Exercise prompt – Return the lines that run from the line containing "What's the underlying" through the end of the entries, both ends included. Leave out all pictures.

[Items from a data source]
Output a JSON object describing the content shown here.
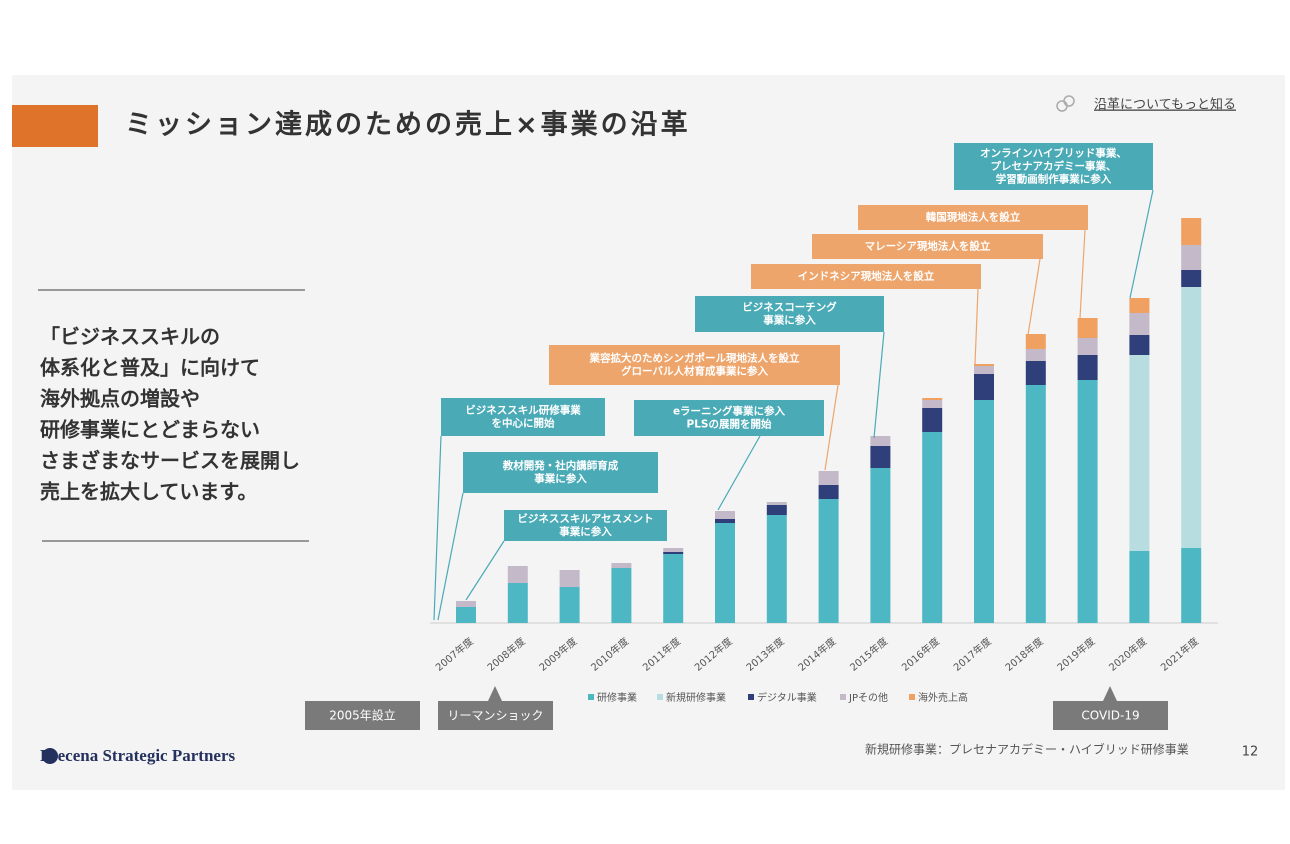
{
  "header": {
    "title": "ミッション達成のための売上×事業の沿革",
    "link": "沿革についてもっと知る"
  },
  "body": [
    "「ビジネススキルの",
    "体系化と普及」に向けて",
    "海外拠点の増設や",
    "研修事業にとどまらない",
    "さまざまなサービスを展開し",
    "売上を拡大しています。"
  ],
  "events": [
    "2005年設立",
    "リーマンショック",
    "COVID-19"
  ],
  "footer": {
    "logo": "Precena Strategic Partners",
    "note": "新規研修事業：プレセナアカデミー・ハイブリッド研修事業",
    "page": "12"
  },
  "chart_data": {
    "type": "stacked-bar",
    "categories": [
      "2007年度",
      "2008年度",
      "2009年度",
      "2010年度",
      "2011年度",
      "2012年度",
      "2013年度",
      "2014年度",
      "2015年度",
      "2016年度",
      "2017年度",
      "2018年度",
      "2019年度",
      "2020年度",
      "2021年度"
    ],
    "ylim": [
      0,
      410
    ],
    "series": [
      {
        "name": "研修事業",
        "color": "#4db8c4",
        "values": [
          16,
          40,
          36,
          55,
          69,
          100,
          108,
          124,
          155,
          191,
          223,
          238,
          243,
          72,
          75
        ]
      },
      {
        "name": "新規研修事業",
        "color": "#b7dde0",
        "values": [
          0,
          0,
          0,
          0,
          0,
          0,
          0,
          0,
          0,
          0,
          0,
          0,
          0,
          196,
          261
        ]
      },
      {
        "name": "デジタル事業",
        "color": "#2f3f7a",
        "values": [
          0,
          0,
          0,
          0,
          2,
          4,
          10,
          14,
          22,
          24,
          26,
          24,
          25,
          20,
          17
        ]
      },
      {
        "name": "JPその他",
        "color": "#c3b9c9",
        "values": [
          6,
          17,
          17,
          5,
          4,
          8,
          3,
          14,
          10,
          8,
          8,
          12,
          17,
          22,
          25
        ]
      },
      {
        "name": "海外売上高",
        "color": "#f0a060",
        "values": [
          0,
          0,
          0,
          0,
          0,
          0,
          0,
          0,
          0,
          2,
          2,
          15,
          20,
          15,
          27
        ]
      }
    ],
    "annotations": [
      {
        "lines": [
          "オンラインハイブリッド事業、",
          "プレセナアカデミー事業、",
          "学習動画制作事業に参入"
        ],
        "color": "#4aaab6"
      },
      {
        "lines": [
          "韓国現地法人を設立"
        ],
        "color": "#eea56c"
      },
      {
        "lines": [
          "マレーシア現地法人を設立"
        ],
        "color": "#eea56c"
      },
      {
        "lines": [
          "インドネシア現地法人を設立"
        ],
        "color": "#eea56c"
      },
      {
        "lines": [
          "ビジネスコーチング",
          "事業に参入"
        ],
        "color": "#4aaab6"
      },
      {
        "lines": [
          "業容拡大のためシンガポール現地法人を設立",
          "グローバル人材育成事業に参入"
        ],
        "color": "#eea56c"
      },
      {
        "lines": [
          "eラーニング事業に参入",
          "PLSの展開を開始"
        ],
        "color": "#4aaab6"
      },
      {
        "lines": [
          "ビジネススキル研修事業",
          "を中心に開始"
        ],
        "color": "#4aaab6"
      },
      {
        "lines": [
          "教材開発・社内講師育成",
          "事業に参入"
        ],
        "color": "#4aaab6"
      },
      {
        "lines": [
          "ビジネススキルアセスメント",
          "事業に参入"
        ],
        "color": "#4aaab6"
      }
    ]
  }
}
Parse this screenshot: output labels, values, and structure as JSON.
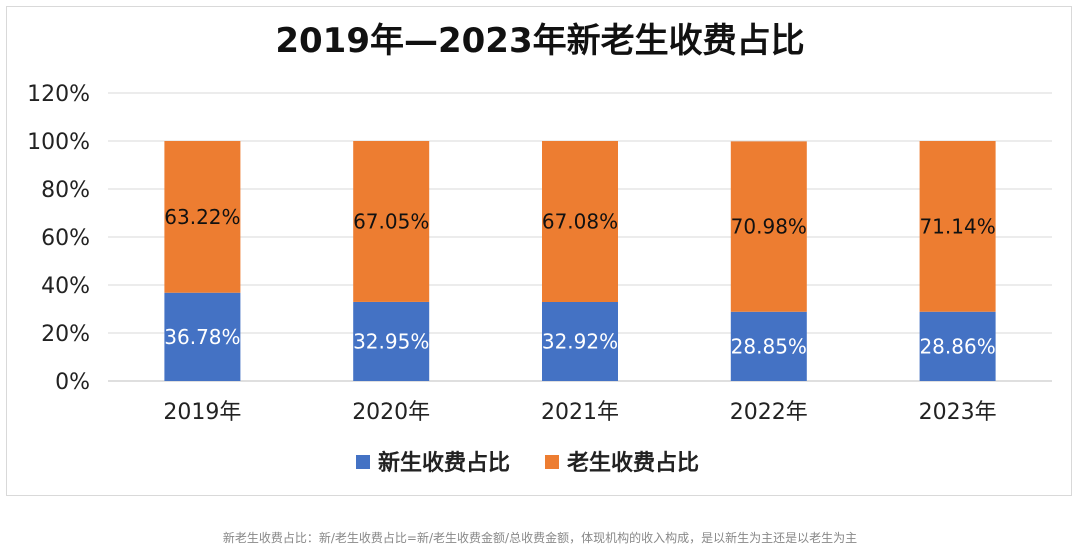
{
  "chart_data": {
    "type": "bar",
    "stacked": true,
    "title": "2019年—2023年新老生收费占比",
    "categories": [
      "2019年",
      "2020年",
      "2021年",
      "2022年",
      "2023年"
    ],
    "series": [
      {
        "name": "新生收费占比",
        "color": "#4472C4",
        "values": [
          36.78,
          32.95,
          32.92,
          28.85,
          28.86
        ],
        "labels": [
          "36.78%",
          "32.95%",
          "32.92%",
          "28.85%",
          "28.86%"
        ]
      },
      {
        "name": "老生收费占比",
        "color": "#ED7D31",
        "values": [
          63.22,
          67.05,
          67.08,
          70.98,
          71.14
        ],
        "labels": [
          "63.22%",
          "67.05%",
          "67.08%",
          "70.98%",
          "71.14%"
        ]
      }
    ],
    "yticks": [
      0,
      20,
      40,
      60,
      80,
      100,
      120
    ],
    "ytick_labels": [
      "0%",
      "20%",
      "40%",
      "60%",
      "80%",
      "100%",
      "120%"
    ],
    "ylim": [
      0,
      120
    ],
    "grid": true,
    "legend": "bottom"
  },
  "caption": "新老生收费占比：新/老生收费占比=新/老生收费金额/总收费金额，体现机构的收入构成，是以新生为主还是以老生为主"
}
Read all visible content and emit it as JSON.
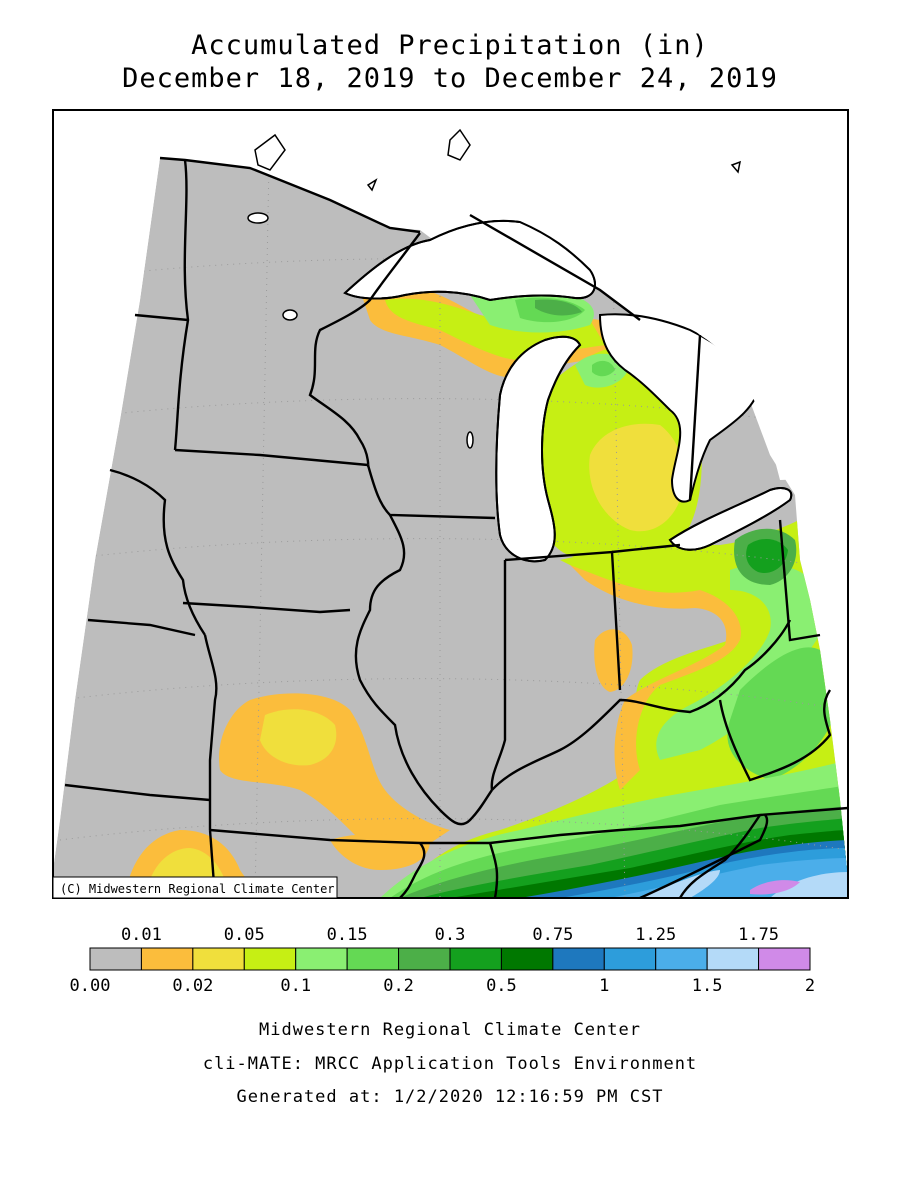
{
  "title": {
    "line1": "Accumulated Precipitation (in)",
    "line2": "December 18, 2019 to December 24, 2019"
  },
  "map": {
    "copyright": "(C) Midwestern Regional Climate Center",
    "colors": {
      "no_data": "#bdbdbd",
      "lake": "#ffffff",
      "border": "#000000"
    }
  },
  "legend": {
    "top_labels": [
      "0.01",
      "0.05",
      "0.15",
      "0.3",
      "0.75",
      "1.25",
      "1.75"
    ],
    "bottom_labels": [
      "0.00",
      "0.02",
      "0.1",
      "0.2",
      "0.5",
      "1",
      "1.5",
      "2"
    ],
    "colors": [
      "#bdbdbd",
      "#fbbd3c",
      "#f0df3c",
      "#c6ef14",
      "#8aef72",
      "#64d954",
      "#4caf48",
      "#14a01e",
      "#007800",
      "#1e78be",
      "#2d9ddb",
      "#4baeea",
      "#b4daf8",
      "#d08ae8"
    ]
  },
  "credits": [
    "Midwestern Regional Climate Center",
    "cli-MATE: MRCC Application Tools Environment",
    "Generated at: 1/2/2020 12:16:59 PM CST"
  ]
}
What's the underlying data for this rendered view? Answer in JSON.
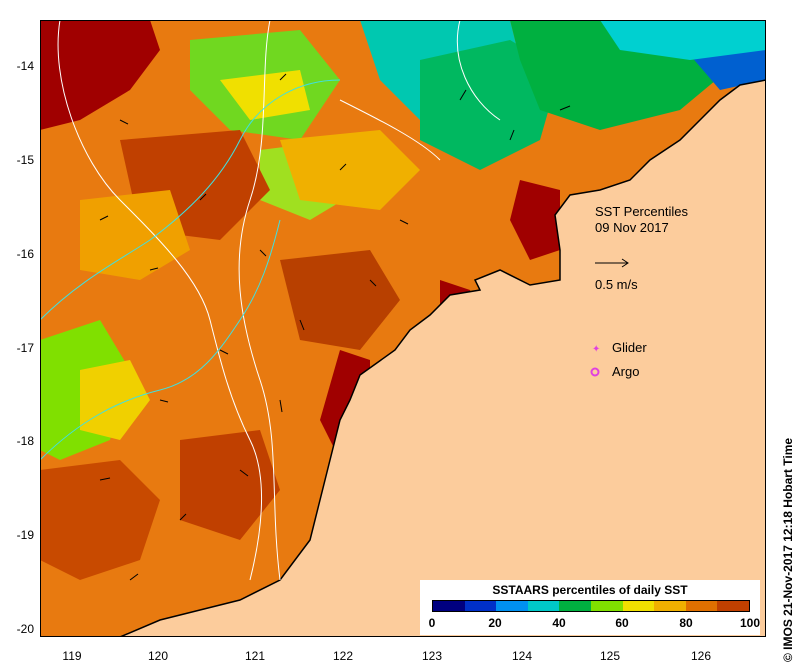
{
  "map": {
    "title": "SST Percentiles",
    "date": "09 Nov 2017",
    "current_scale_label": "0.5 m/s",
    "legend": [
      {
        "label": "Glider",
        "color": "#e040e0",
        "symbol": "star"
      },
      {
        "label": "Argo",
        "color": "#e040e0",
        "symbol": "circle"
      }
    ],
    "credit": "© IMOS 21-Nov-2017 12:18 Hobart Time",
    "y_axis": {
      "ticks": [
        "-14",
        "-15",
        "-16",
        "-17",
        "-18",
        "-19",
        "-20"
      ],
      "range": [
        -20.1,
        -13.5
      ]
    },
    "x_axis": {
      "ticks": [
        "119",
        "120",
        "121",
        "122",
        "123",
        "124",
        "125",
        "126"
      ],
      "range": [
        118.65,
        126.7
      ]
    },
    "colorbar": {
      "title": "SSTAARS percentiles of daily SST",
      "labels": [
        "0",
        "20",
        "40",
        "60",
        "80",
        "100"
      ],
      "colors": [
        "#000080",
        "#0030c8",
        "#0090f0",
        "#00c8c8",
        "#00b040",
        "#80e000",
        "#f0e000",
        "#f0b000",
        "#e07000",
        "#c04000",
        "#a00000"
      ]
    },
    "land_color": "#fccc9c"
  }
}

Answer for the task –
What's the underlying data for this rendered view? Answer in JSON.
{
  "map": {
    "title": "SST Percentiles",
    "date": "09 Nov 2017",
    "current_scale_label": "0.5 m/s",
    "legend": [
      {
        "label": "Glider",
        "color": "#e040e0",
        "symbol": "star"
      },
      {
        "label": "Argo",
        "color": "#e040e0",
        "symbol": "circle"
      }
    ],
    "credit": "© IMOS 21-Nov-2017 12:18 Hobart Time",
    "y_axis": {
      "ticks": [
        "-14",
        "-15",
        "-16",
        "-17",
        "-18",
        "-19",
        "-20"
      ],
      "range": [
        -20.1,
        -13.5
      ]
    },
    "x_axis": {
      "ticks": [
        "119",
        "120",
        "121",
        "122",
        "123",
        "124",
        "125",
        "126"
      ],
      "range": [
        118.65,
        126.7
      ]
    },
    "colorbar": {
      "title": "SSTAARS percentiles of daily SST",
      "labels": [
        "0",
        "20",
        "40",
        "60",
        "80",
        "100"
      ],
      "colors": [
        "#000080",
        "#0030c8",
        "#0090f0",
        "#00c8c8",
        "#00b040",
        "#80e000",
        "#f0e000",
        "#f0b000",
        "#e07000",
        "#c04000",
        "#a00000"
      ]
    },
    "land_color": "#fccc9c"
  }
}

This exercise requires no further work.